== Excerpts from a figure dataset ==
[BEGIN]

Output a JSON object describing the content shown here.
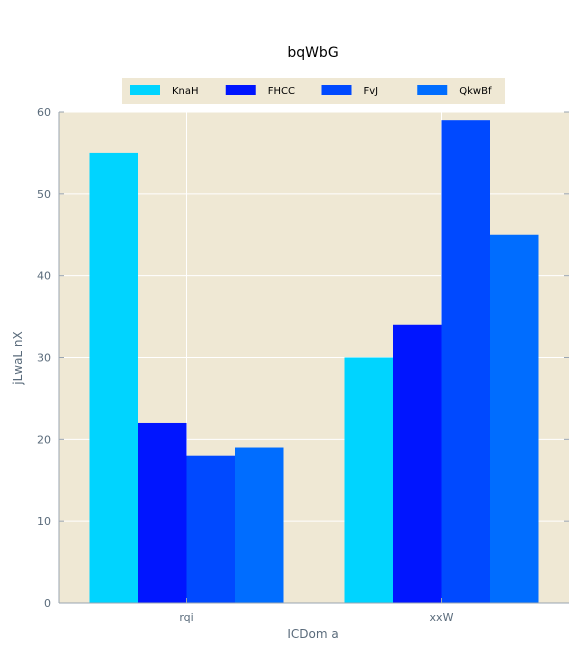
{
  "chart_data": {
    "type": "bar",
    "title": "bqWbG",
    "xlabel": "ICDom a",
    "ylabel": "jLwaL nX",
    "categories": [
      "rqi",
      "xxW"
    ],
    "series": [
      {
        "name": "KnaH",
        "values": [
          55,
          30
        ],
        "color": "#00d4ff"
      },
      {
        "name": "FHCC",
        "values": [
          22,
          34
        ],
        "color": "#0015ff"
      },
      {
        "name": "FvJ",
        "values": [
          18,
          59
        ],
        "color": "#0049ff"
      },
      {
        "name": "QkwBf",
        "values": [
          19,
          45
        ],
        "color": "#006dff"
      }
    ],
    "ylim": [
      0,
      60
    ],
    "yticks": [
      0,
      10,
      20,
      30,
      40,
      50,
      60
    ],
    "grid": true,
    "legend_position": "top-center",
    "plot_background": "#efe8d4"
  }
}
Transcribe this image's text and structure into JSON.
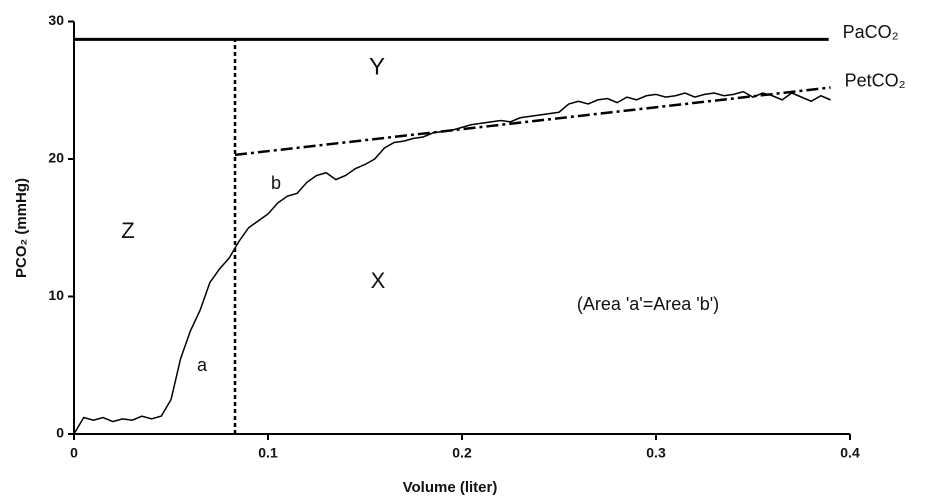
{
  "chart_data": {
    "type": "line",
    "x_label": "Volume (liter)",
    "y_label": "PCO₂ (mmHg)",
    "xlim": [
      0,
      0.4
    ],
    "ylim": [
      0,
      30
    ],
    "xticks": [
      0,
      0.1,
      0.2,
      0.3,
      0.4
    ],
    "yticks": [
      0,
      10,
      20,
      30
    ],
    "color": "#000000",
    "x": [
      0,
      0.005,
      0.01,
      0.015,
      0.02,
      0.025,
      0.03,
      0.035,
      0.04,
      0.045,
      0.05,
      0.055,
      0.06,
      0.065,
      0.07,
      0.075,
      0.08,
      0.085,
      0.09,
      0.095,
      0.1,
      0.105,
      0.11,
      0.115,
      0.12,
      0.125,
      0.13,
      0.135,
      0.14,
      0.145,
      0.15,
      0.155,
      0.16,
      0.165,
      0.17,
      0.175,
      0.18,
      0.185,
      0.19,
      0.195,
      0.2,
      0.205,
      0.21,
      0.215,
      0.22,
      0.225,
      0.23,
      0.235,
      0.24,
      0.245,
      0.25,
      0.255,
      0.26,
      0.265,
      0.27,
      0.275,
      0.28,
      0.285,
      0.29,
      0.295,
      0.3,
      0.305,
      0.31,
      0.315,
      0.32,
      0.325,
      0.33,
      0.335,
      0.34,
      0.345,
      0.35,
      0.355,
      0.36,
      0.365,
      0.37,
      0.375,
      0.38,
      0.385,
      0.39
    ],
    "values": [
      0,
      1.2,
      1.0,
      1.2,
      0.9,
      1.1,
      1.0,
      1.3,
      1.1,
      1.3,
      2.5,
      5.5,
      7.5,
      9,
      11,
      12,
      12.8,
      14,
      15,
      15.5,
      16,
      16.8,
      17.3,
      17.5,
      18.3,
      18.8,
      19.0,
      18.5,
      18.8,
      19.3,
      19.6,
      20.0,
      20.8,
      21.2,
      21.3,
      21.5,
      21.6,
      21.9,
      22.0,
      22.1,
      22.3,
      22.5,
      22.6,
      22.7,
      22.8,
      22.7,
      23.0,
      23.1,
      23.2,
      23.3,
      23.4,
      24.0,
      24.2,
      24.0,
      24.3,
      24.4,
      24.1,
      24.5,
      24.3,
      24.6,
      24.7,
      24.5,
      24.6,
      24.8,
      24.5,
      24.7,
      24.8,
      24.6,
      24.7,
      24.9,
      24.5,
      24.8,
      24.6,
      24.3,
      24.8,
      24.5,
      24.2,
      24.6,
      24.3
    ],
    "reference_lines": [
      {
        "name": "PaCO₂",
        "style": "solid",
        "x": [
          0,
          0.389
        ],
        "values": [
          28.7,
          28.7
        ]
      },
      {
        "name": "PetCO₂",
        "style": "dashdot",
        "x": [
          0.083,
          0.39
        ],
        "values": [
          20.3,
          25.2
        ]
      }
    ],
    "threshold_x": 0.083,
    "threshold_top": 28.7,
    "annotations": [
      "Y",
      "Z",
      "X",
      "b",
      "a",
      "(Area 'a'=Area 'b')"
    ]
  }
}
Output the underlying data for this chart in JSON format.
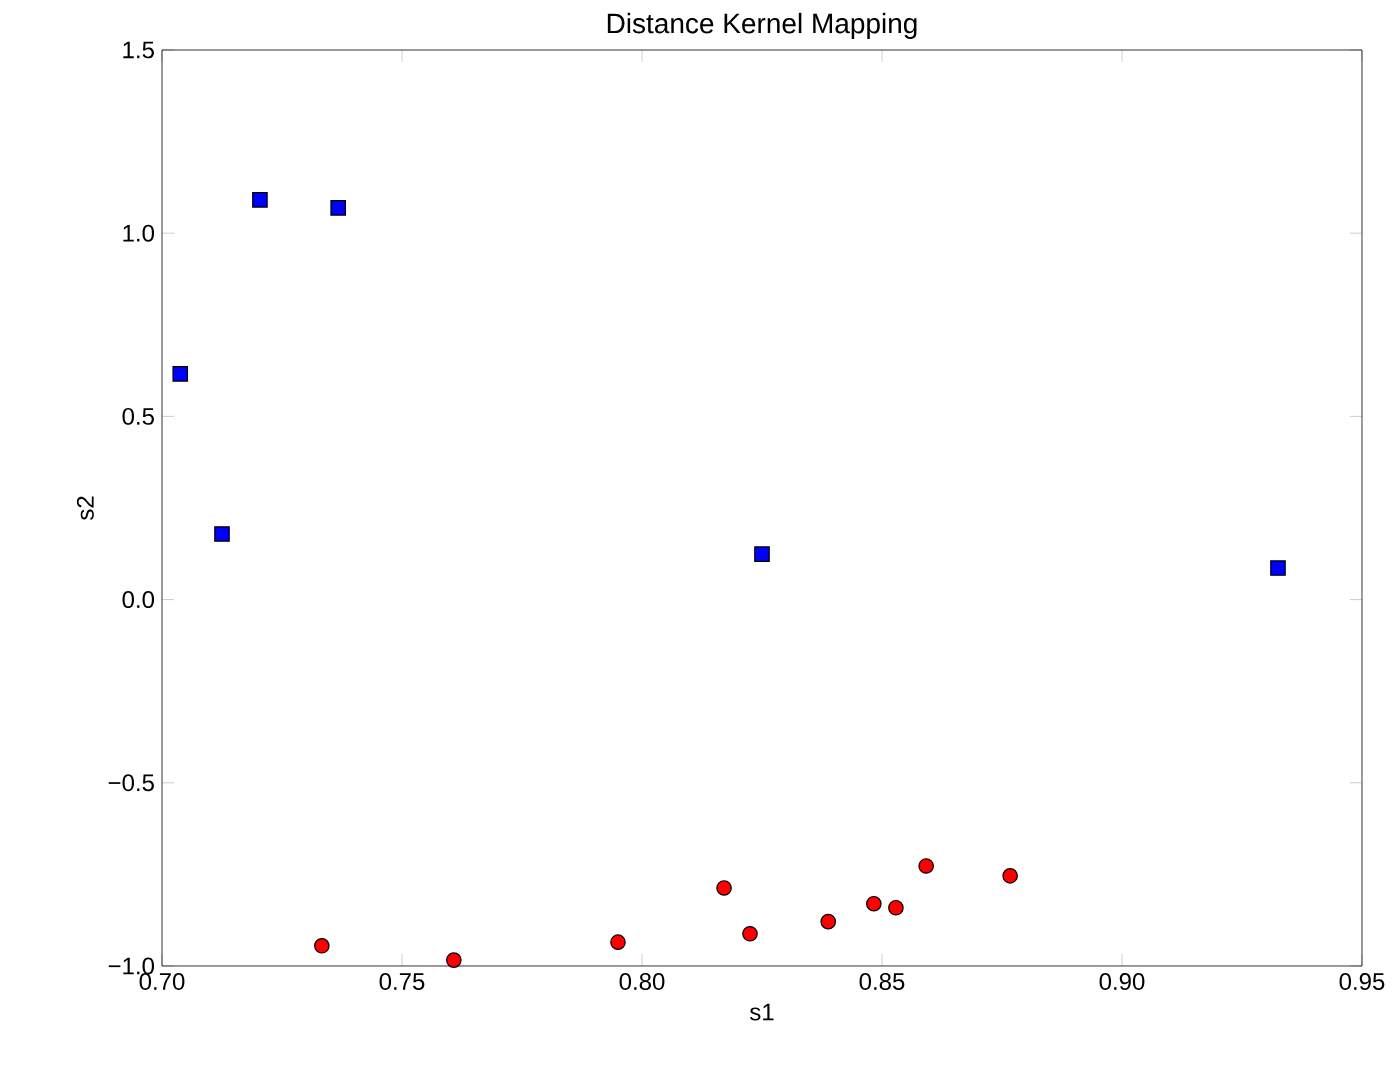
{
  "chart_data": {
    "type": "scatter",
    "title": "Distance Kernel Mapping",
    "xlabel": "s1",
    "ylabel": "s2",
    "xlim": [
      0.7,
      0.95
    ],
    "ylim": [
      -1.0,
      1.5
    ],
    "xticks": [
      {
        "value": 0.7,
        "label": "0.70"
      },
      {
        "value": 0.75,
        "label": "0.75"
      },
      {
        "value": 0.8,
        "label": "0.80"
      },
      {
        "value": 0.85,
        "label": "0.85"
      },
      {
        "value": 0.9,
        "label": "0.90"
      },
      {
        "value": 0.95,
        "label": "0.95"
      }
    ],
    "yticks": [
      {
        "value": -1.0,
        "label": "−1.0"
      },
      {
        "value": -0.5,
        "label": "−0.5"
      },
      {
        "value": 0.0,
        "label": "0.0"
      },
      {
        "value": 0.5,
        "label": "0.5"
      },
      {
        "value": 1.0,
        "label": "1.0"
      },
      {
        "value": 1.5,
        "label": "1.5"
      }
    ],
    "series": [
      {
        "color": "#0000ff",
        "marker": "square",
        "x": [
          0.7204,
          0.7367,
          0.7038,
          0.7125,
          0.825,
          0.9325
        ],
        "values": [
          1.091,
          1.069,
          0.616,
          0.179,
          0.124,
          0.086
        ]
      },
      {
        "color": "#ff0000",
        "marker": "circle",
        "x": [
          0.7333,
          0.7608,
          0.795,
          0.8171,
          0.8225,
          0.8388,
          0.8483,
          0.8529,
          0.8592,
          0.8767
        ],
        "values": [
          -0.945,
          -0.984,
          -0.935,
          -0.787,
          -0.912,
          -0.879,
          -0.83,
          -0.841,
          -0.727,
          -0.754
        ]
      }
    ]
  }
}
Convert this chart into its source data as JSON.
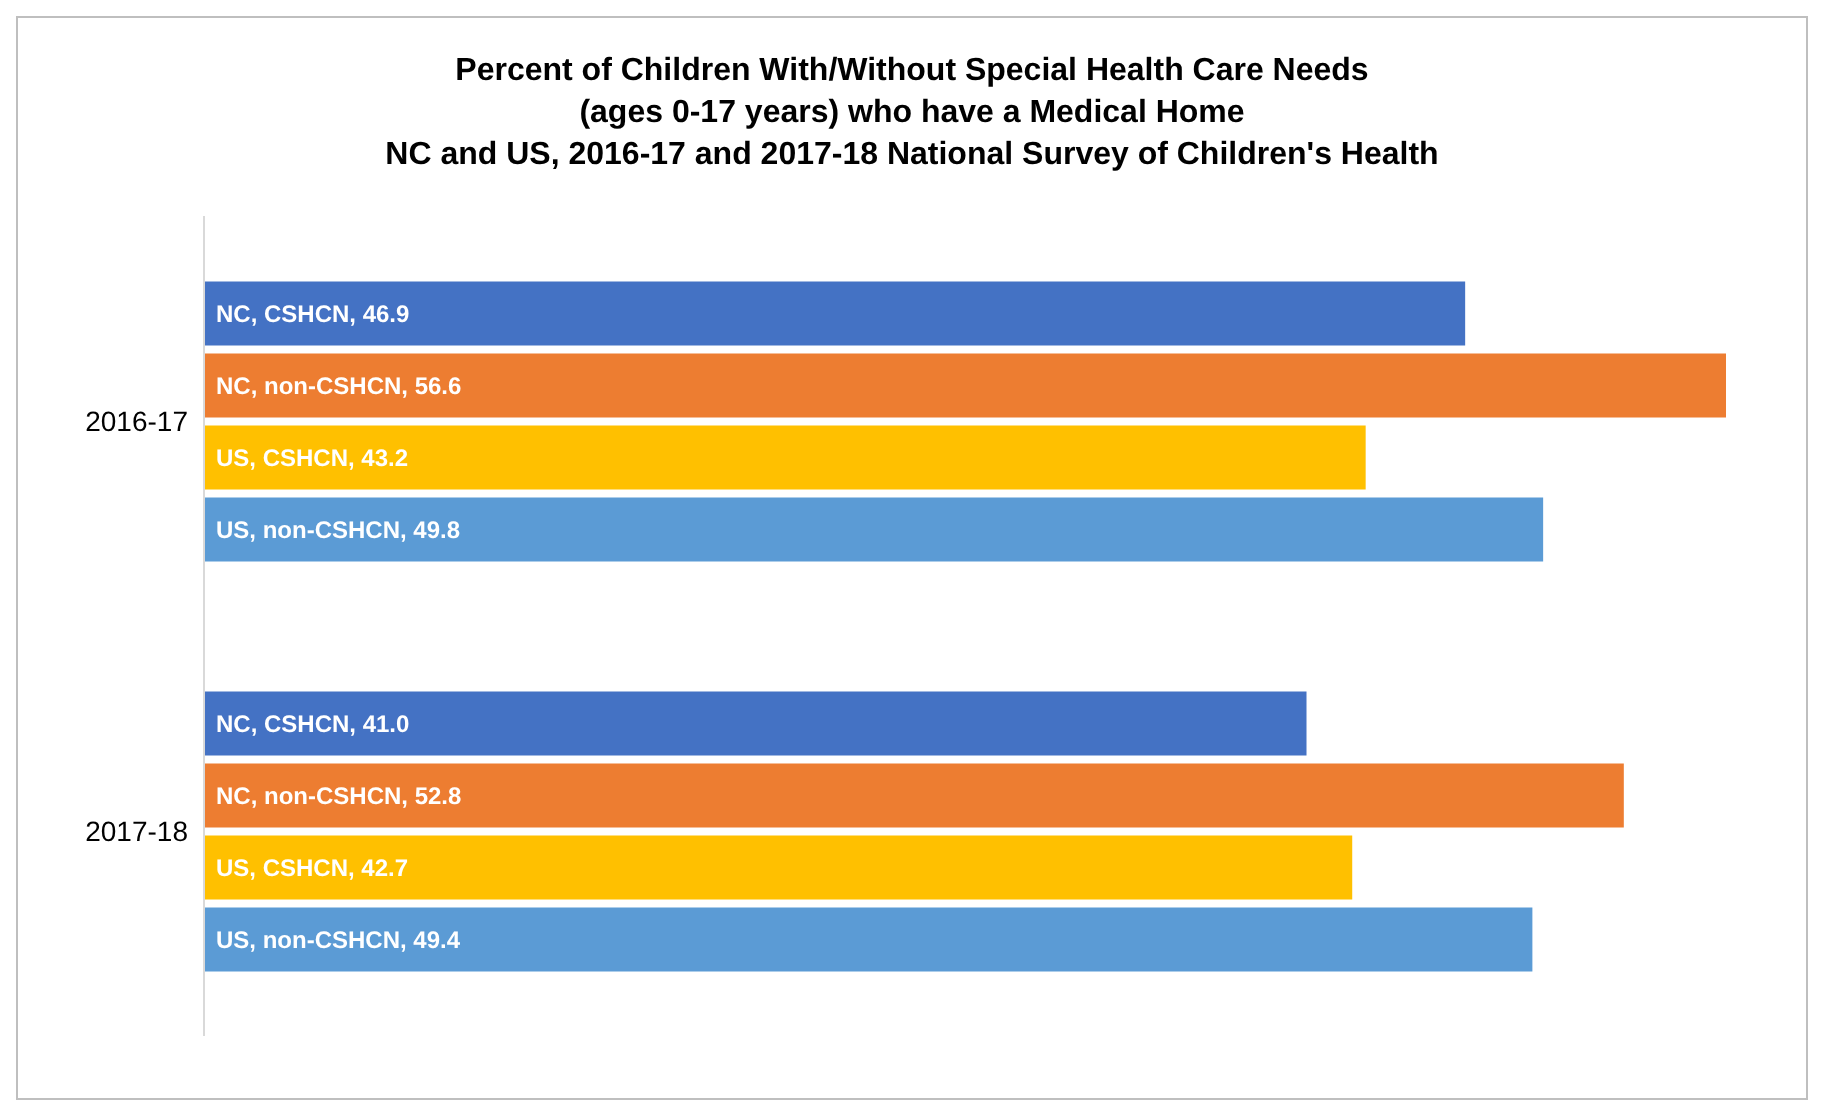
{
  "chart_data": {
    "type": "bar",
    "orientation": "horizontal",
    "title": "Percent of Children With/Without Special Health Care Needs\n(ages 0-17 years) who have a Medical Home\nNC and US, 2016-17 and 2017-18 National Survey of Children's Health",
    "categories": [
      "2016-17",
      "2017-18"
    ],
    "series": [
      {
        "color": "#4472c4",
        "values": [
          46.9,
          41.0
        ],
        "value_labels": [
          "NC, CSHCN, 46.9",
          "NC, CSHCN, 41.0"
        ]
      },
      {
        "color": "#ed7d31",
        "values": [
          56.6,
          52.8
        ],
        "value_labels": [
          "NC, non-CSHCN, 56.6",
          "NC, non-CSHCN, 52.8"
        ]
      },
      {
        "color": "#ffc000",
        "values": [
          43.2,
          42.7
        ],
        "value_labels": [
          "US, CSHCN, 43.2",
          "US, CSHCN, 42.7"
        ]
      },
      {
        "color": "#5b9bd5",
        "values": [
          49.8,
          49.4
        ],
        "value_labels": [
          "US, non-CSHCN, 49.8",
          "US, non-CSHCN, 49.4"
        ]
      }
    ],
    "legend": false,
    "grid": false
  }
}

[END]

Search the data for "color". Copy every matching line.

        "color": "#00d4ff"
        "color": "#0015ff"
        "color": "#0049ff"
        "color": "#006dff"
    "color": "#000000",
        "color": "#0000ff",
        "color": "#ff0000",
        "color": "#4472c4",
        "color": "#ed7d31",
        "color": "#ffc000",
        "color": "#5b9bd5",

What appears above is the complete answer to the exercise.